▸ PROBLEM TO WORK ON
Restate the entire listing word for word.

▸ RECORDS SUPPLIED
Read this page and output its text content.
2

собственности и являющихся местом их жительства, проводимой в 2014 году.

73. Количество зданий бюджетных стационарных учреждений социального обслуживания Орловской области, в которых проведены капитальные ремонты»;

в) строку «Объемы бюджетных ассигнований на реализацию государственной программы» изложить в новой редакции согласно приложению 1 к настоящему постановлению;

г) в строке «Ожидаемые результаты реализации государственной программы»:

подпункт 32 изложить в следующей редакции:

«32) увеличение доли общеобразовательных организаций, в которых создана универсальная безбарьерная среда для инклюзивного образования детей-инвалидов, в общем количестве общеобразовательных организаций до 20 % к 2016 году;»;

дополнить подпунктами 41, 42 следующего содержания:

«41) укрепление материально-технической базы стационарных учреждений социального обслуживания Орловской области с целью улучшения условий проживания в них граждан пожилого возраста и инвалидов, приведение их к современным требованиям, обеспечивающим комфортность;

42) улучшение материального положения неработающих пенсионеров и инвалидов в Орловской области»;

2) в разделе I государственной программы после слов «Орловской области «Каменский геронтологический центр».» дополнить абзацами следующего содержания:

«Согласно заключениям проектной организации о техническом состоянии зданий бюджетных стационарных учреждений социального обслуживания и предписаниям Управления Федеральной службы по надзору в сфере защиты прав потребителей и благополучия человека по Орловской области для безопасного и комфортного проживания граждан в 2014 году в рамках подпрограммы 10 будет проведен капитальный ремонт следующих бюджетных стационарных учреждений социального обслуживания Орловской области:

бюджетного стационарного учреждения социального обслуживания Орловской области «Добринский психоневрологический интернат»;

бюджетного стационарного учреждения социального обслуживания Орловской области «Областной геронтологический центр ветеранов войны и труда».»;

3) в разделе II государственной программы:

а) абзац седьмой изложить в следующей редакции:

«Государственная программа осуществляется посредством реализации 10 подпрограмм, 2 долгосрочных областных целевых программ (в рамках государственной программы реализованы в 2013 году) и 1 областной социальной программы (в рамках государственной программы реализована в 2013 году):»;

▸ ANSWER IN FULL
Read this page and output its text content.
2

собственности и являющихся местом их жительства, проводимой в 2014 году.

73. Количество зданий бюджетных стационарных учреждений социального обслуживания Орловской области, в которых проведены капитальные ремонты»;

в) строку «Объемы бюджетных ассигнований на реализацию государственной программы» изложить в новой редакции согласно приложению 1 к настоящему постановлению;

г) в строке «Ожидаемые результаты реализации государственной программы»:

подпункт 32 изложить в следующей редакции:

«32) увеличение доли общеобразовательных организаций, в которых создана универсальная безбарьерная среда для инклюзивного образования детей-инвалидов, в общем количестве общеобразовательных организаций до 20 % к 2016 году;»;

дополнить подпунктами 41, 42 следующего содержания:

«41) укрепление материально-технической базы стационарных учреждений социального обслуживания Орловской области с целью улучшения условий проживания в них граждан пожилого возраста и инвалидов, приведение их к современным требованиям, обеспечивающим комфортность;

42) улучшение материального положения неработающих пенсионеров и инвалидов в Орловской области»;

2) в разделе I государственной программы после слов «Орловской области «Каменский геронтологический центр».» дополнить абзацами следующего содержания:

«Согласно заключениям проектной организации о техническом состоянии зданий бюджетных стационарных учреждений социального обслуживания и предписаниям Управления Федеральной службы по надзору в сфере защиты прав потребителей и благополучия человека по Орловской области для безопасного и комфортного проживания граждан в 2014 году в рамках подпрограммы 10 будет проведен капитальный ремонт следующих бюджетных стационарных учреждений социального обслуживания Орловской области:

бюджетного стационарного учреждения социального обслуживания Орловской области «Добринский психоневрологический интернат»;

бюджетного стационарного учреждения социального обслуживания Орловской области «Областной геронтологический центр ветеранов войны и труда».»;

3) в разделе II государственной программы:

а) абзац седьмой изложить в следующей редакции:

«Государственная программа осуществляется посредством реализации 10 подпрограмм, 2 долгосрочных областных целевых программ (в рамках государственной программы реализованы в 2013 году) и 1 областной социальной программы (в рамках государственной программы реализована в 2013 году):»;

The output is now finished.